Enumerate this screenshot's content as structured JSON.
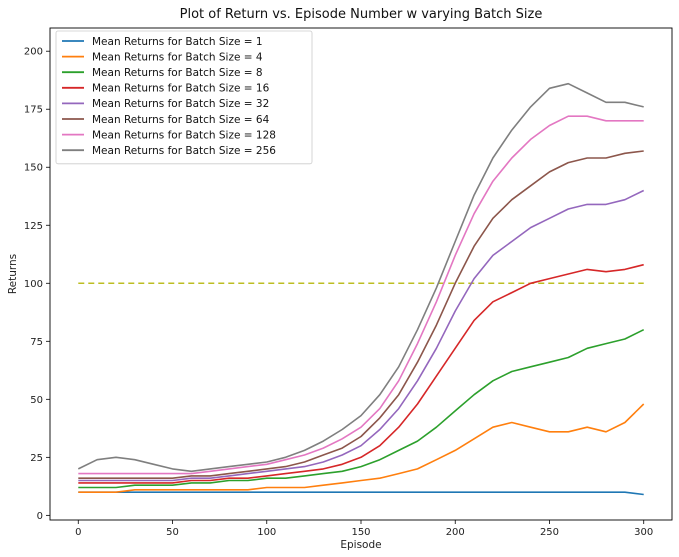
{
  "chart_data": {
    "type": "line",
    "title": "Plot of Return vs. Episode Number w varying Batch Size",
    "xlabel": "Episode",
    "ylabel": "Returns",
    "xlim": [
      -15,
      315
    ],
    "ylim": [
      -2,
      210
    ],
    "xticks": [
      0,
      50,
      100,
      150,
      200,
      250,
      300
    ],
    "yticks": [
      0,
      25,
      50,
      75,
      100,
      125,
      150,
      175,
      200
    ],
    "grid": false,
    "legend_position": "top-left",
    "x": [
      0,
      10,
      20,
      30,
      40,
      50,
      60,
      70,
      80,
      90,
      100,
      110,
      120,
      130,
      140,
      150,
      160,
      170,
      180,
      190,
      200,
      210,
      220,
      230,
      240,
      250,
      260,
      270,
      280,
      290,
      300
    ],
    "series": [
      {
        "name": "Mean Returns for Batch Size = 1",
        "color": "#1f77b4",
        "values": [
          10,
          10,
          10,
          10,
          10,
          10,
          10,
          10,
          10,
          10,
          10,
          10,
          10,
          10,
          10,
          10,
          10,
          10,
          10,
          10,
          10,
          10,
          10,
          10,
          10,
          10,
          10,
          10,
          10,
          10,
          9
        ]
      },
      {
        "name": "Mean Returns for Batch Size = 4",
        "color": "#ff7f0e",
        "values": [
          10,
          10,
          10,
          11,
          11,
          11,
          11,
          11,
          11,
          11,
          12,
          12,
          12,
          13,
          14,
          15,
          16,
          18,
          20,
          24,
          28,
          33,
          38,
          40,
          38,
          36,
          36,
          38,
          36,
          40,
          48
        ]
      },
      {
        "name": "Mean Returns for Batch Size = 8",
        "color": "#2ca02c",
        "values": [
          12,
          12,
          12,
          13,
          13,
          13,
          14,
          14,
          15,
          15,
          16,
          16,
          17,
          18,
          19,
          21,
          24,
          28,
          32,
          38,
          45,
          52,
          58,
          62,
          64,
          66,
          68,
          72,
          74,
          76,
          80
        ]
      },
      {
        "name": "Mean Returns for Batch Size = 16",
        "color": "#d62728",
        "values": [
          14,
          14,
          14,
          14,
          14,
          14,
          15,
          15,
          16,
          16,
          17,
          18,
          19,
          20,
          22,
          25,
          30,
          38,
          48,
          60,
          72,
          84,
          92,
          96,
          100,
          102,
          104,
          106,
          105,
          106,
          108
        ]
      },
      {
        "name": "Mean Returns for Batch Size = 32",
        "color": "#9467bd",
        "values": [
          15,
          15,
          15,
          15,
          15,
          15,
          16,
          16,
          17,
          18,
          19,
          20,
          21,
          23,
          26,
          30,
          37,
          46,
          58,
          72,
          88,
          102,
          112,
          118,
          124,
          128,
          132,
          134,
          134,
          136,
          140
        ]
      },
      {
        "name": "Mean Returns for Batch Size = 64",
        "color": "#8c564b",
        "values": [
          16,
          16,
          16,
          16,
          16,
          16,
          17,
          17,
          18,
          19,
          20,
          21,
          23,
          26,
          29,
          34,
          42,
          52,
          66,
          82,
          100,
          116,
          128,
          136,
          142,
          148,
          152,
          154,
          154,
          156,
          157
        ]
      },
      {
        "name": "Mean Returns for Batch Size = 128",
        "color": "#e377c2",
        "values": [
          18,
          18,
          18,
          18,
          18,
          18,
          18,
          19,
          20,
          21,
          22,
          24,
          26,
          29,
          33,
          38,
          46,
          58,
          74,
          92,
          112,
          130,
          144,
          154,
          162,
          168,
          172,
          172,
          170,
          170,
          170
        ]
      },
      {
        "name": "Mean Returns for Batch Size = 256",
        "color": "#7f7f7f",
        "values": [
          20,
          24,
          25,
          24,
          22,
          20,
          19,
          20,
          21,
          22,
          23,
          25,
          28,
          32,
          37,
          43,
          52,
          64,
          80,
          98,
          118,
          138,
          154,
          166,
          176,
          184,
          186,
          182,
          178,
          178,
          176
        ]
      }
    ],
    "reference_line": {
      "y": 100,
      "x_range": [
        0,
        300
      ],
      "color": "#bcbd22",
      "style": "dashed"
    }
  }
}
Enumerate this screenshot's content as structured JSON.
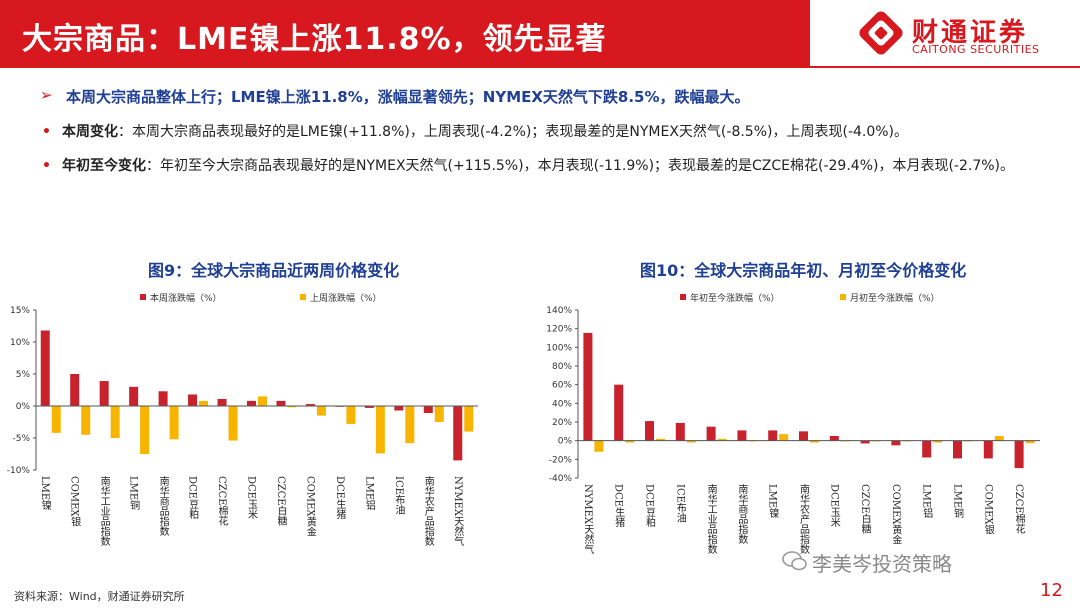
{
  "header": {
    "title": "大宗商品：LME镍上涨11.8%，领先显著",
    "logo_cn": "财通证券",
    "logo_en": "CAITONG SECURITIES"
  },
  "bullets": {
    "main": "本周大宗商品整体上行；LME镍上涨11.8%，涨幅显著领先；NYMEX天然气下跌8.5%，跌幅最大。",
    "week_label": "本周变化",
    "week_text": "：本周大宗商品表现最好的是LME镍(+11.8%)，上周表现(-4.2%)；表现最差的是NYMEX天然气(-8.5%)，上周表现(-4.0%)。",
    "ytd_label": "年初至今变化",
    "ytd_text": "：年初至今大宗商品表现最好的是NYMEX天然气(+115.5%)，本月表现(-11.9%)；表现最差的是CZCE棉花(-29.4%)，本月表现(-2.7%)。"
  },
  "charts": {
    "left_title": "图9：全球大宗商品近两周价格变化",
    "right_title": "图10：全球大宗商品年初、月初至今价格变化"
  },
  "footer": {
    "source": "资料来源：Wind，财通证券研究所",
    "watermark": "李美岑投资策略",
    "page": "12"
  },
  "colors": {
    "red": "#c8232c",
    "yellow": "#f7b500",
    "brand": "#d7181f",
    "navy": "#1f3f94"
  },
  "chart_data": [
    {
      "type": "bar",
      "title": "图9：全球大宗商品近两周价格变化",
      "categories": [
        "LME镍",
        "COMEX银",
        "南华工业品指数",
        "LME铜",
        "南华商品指数",
        "DCE豆粕",
        "CZCE棉花",
        "DCE玉米",
        "CZCE白糖",
        "COMEX黄金",
        "DCE生猪",
        "LME铝",
        "ICE布油",
        "南华农产品指数",
        "NYMEX天然气"
      ],
      "series": [
        {
          "name": "本周涨跌幅（%）",
          "values": [
            11.8,
            5.0,
            3.9,
            3.0,
            2.3,
            1.8,
            1.1,
            0.8,
            0.8,
            0.3,
            0.0,
            -0.3,
            -0.7,
            -1.1,
            -8.5
          ]
        },
        {
          "name": "上周涨跌幅（%）",
          "values": [
            -4.2,
            -4.5,
            -5.0,
            -7.5,
            -5.2,
            0.8,
            -5.4,
            1.5,
            -0.2,
            -1.5,
            -2.8,
            -7.4,
            -5.8,
            -2.5,
            -4.0
          ]
        }
      ],
      "ylim": [
        -10,
        15
      ],
      "yticks": [
        "15%",
        "10%",
        "5%",
        "0%",
        "-5%",
        "-10%"
      ],
      "ytick_values": [
        15,
        10,
        5,
        0,
        -5,
        -10
      ],
      "legend": "top"
    },
    {
      "type": "bar",
      "title": "图10：全球大宗商品年初、月初至今价格变化",
      "categories": [
        "NYMEX天然气",
        "DCE生猪",
        "DCE豆粕",
        "ICE布油",
        "南华工业品指数",
        "南华商品指数",
        "LME镍",
        "南华农产品指数",
        "DCE玉米",
        "CZCE白糖",
        "COMEX黄金",
        "LME铝",
        "LME铜",
        "COMEX银",
        "CZCE棉花"
      ],
      "series": [
        {
          "name": "年初至今涨跌幅（%）",
          "values": [
            115.5,
            60.0,
            21.0,
            19.0,
            15.0,
            11.0,
            11.0,
            10.0,
            5.0,
            -3.0,
            -5.0,
            -18.0,
            -19.0,
            -19.0,
            -29.4
          ]
        },
        {
          "name": "月初至今涨跌幅（%）",
          "values": [
            -11.9,
            -2.0,
            2.0,
            -2.0,
            2.0,
            0.0,
            7.0,
            -2.0,
            0.0,
            0.0,
            0.0,
            -2.0,
            0.0,
            5.0,
            -2.7
          ]
        }
      ],
      "ylim": [
        -40,
        140
      ],
      "yticks": [
        "140%",
        "120%",
        "100%",
        "80%",
        "60%",
        "40%",
        "20%",
        "0%",
        "-20%",
        "-40%"
      ],
      "ytick_values": [
        140,
        120,
        100,
        80,
        60,
        40,
        20,
        0,
        -20,
        -40
      ],
      "legend": "top"
    }
  ]
}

□ □ □ □ □

What you need to do: Among the entries above, how many lines hold the string "全球大宗商品近两周价格变化"? Give the number by itself.

Task solution: 2